Data excerpts
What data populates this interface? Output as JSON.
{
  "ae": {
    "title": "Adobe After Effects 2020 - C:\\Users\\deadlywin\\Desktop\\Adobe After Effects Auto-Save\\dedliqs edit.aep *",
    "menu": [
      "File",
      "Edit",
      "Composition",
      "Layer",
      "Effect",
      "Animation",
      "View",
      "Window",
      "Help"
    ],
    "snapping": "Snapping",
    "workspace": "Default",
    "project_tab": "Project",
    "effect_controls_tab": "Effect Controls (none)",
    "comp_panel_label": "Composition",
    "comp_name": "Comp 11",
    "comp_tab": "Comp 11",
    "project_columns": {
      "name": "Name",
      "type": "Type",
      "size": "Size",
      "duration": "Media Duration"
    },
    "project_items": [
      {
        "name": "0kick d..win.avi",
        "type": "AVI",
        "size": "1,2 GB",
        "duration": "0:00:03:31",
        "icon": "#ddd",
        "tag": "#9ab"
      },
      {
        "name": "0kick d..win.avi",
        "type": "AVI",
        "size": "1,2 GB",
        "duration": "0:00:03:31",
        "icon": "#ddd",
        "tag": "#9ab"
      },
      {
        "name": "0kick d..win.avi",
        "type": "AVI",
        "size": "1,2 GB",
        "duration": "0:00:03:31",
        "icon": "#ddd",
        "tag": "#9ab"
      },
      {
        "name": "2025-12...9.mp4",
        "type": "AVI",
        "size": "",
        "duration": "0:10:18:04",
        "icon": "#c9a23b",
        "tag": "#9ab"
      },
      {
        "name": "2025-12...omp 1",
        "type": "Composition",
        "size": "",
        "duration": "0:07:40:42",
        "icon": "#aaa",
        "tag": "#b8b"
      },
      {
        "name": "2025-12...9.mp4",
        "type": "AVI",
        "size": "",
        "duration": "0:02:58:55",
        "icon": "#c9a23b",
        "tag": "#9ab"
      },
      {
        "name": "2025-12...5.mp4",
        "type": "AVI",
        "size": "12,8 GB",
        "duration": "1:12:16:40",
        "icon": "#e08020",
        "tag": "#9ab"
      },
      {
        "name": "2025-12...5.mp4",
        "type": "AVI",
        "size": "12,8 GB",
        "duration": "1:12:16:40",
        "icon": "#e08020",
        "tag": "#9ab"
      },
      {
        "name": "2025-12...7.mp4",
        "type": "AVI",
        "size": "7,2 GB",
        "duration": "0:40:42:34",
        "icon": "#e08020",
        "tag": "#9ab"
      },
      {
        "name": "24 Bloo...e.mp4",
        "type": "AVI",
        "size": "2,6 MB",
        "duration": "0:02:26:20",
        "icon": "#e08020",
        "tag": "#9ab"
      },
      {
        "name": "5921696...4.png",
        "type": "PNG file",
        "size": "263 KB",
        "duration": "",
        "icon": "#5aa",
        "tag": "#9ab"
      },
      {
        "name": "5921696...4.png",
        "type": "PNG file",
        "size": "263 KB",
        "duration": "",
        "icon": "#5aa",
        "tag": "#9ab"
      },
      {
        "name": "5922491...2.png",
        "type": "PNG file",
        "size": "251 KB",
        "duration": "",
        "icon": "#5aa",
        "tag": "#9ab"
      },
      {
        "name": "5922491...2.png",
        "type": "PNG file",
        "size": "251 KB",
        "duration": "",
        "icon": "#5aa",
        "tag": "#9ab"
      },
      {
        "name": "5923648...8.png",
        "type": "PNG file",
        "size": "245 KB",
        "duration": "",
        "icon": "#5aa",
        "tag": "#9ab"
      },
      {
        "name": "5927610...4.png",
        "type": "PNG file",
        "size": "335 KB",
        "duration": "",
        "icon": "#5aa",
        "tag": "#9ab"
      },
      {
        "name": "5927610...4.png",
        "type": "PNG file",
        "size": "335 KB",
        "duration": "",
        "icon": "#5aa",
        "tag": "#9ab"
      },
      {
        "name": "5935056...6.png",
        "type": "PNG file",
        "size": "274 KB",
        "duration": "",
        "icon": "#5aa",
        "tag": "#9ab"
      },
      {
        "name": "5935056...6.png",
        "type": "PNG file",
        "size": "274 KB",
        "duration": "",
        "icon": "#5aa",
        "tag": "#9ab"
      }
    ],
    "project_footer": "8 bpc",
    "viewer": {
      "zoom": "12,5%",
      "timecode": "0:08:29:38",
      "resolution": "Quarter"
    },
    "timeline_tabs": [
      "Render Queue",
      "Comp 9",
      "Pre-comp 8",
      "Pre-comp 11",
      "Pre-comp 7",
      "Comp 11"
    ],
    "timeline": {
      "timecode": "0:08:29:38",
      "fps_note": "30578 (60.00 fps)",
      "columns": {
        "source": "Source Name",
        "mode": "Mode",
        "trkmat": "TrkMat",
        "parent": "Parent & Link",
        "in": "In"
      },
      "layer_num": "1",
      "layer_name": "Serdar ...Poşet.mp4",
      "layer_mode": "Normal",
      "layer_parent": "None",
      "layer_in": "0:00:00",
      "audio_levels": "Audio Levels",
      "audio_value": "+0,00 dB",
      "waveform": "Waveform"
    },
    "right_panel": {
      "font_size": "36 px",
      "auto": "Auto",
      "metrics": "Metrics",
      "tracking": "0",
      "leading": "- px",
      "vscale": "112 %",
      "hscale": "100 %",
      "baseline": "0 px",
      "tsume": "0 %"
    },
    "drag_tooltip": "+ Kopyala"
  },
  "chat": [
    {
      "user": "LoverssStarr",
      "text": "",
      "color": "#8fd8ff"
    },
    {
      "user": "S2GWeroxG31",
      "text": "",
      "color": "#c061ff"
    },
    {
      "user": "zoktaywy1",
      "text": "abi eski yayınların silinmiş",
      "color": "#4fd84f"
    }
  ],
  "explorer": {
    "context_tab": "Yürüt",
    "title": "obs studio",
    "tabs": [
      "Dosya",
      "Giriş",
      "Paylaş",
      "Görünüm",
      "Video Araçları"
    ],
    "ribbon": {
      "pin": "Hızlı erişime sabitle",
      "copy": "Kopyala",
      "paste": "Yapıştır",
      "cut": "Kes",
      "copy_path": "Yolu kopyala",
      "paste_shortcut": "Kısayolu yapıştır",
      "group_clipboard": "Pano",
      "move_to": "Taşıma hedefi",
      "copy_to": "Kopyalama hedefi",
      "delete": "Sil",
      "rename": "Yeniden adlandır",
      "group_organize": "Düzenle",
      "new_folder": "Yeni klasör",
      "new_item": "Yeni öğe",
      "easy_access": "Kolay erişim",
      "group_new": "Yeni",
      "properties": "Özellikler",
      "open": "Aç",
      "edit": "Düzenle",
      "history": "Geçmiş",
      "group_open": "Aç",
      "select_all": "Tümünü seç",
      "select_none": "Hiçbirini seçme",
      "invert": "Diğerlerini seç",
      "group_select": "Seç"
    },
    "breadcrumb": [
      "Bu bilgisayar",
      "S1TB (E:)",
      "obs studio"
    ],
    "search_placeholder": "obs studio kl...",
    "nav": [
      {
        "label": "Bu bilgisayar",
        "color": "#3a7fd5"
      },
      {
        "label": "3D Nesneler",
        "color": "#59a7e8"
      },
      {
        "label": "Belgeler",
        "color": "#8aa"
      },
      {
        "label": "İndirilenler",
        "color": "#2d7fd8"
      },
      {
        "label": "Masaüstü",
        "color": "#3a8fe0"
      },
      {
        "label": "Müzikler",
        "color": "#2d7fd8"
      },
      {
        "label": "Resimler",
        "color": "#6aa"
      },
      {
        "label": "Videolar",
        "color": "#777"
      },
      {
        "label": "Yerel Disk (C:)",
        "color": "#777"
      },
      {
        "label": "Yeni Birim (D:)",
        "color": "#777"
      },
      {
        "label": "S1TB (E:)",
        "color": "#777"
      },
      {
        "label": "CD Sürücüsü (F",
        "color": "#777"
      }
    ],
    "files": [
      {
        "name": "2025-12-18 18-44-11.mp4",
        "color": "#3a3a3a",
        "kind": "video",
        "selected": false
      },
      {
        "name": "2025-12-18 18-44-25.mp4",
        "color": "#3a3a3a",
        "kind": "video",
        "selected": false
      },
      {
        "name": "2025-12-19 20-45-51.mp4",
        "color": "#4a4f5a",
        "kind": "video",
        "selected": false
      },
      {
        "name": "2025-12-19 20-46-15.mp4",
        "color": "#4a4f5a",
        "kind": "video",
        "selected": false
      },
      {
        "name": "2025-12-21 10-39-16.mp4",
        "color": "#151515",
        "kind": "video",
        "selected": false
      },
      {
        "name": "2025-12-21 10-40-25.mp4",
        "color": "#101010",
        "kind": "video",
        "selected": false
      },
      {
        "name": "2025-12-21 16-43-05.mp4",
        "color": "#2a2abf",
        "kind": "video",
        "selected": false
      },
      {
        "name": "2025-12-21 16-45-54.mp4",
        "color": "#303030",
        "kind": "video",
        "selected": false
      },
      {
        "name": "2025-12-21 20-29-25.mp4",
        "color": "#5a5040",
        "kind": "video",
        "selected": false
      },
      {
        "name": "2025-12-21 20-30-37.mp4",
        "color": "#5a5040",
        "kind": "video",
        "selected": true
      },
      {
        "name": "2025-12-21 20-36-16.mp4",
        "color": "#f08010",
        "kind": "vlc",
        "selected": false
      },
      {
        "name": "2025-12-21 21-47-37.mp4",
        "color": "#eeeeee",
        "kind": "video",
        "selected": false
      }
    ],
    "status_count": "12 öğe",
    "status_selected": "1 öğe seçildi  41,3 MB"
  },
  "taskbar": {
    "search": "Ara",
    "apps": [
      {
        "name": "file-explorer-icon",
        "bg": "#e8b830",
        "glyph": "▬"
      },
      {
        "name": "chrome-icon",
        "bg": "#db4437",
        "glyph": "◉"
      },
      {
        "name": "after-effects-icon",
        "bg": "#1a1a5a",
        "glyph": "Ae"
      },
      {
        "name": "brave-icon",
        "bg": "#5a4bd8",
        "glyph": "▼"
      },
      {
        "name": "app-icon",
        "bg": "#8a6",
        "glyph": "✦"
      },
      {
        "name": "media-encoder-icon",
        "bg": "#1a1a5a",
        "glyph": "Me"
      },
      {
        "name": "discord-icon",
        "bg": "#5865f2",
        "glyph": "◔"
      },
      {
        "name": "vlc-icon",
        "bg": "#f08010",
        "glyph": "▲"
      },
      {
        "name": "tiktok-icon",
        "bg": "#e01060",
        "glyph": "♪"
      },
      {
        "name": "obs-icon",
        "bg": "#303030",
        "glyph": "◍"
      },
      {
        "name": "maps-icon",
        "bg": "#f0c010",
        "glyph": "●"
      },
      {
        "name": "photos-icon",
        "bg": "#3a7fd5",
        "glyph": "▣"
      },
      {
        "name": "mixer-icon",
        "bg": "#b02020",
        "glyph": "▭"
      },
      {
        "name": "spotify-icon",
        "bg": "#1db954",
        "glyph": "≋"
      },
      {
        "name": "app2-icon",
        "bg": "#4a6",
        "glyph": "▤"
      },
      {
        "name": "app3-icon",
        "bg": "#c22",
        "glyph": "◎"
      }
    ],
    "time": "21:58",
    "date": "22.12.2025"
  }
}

_YOUR TASK:_
Select from the material above each line in which the string "hedefi" appears, and list those lines.

_OUTPUT FOR THIS TASK:_
      "move_to": "Taşıma hedefi",
      "copy_to": "Kopyalama hedefi",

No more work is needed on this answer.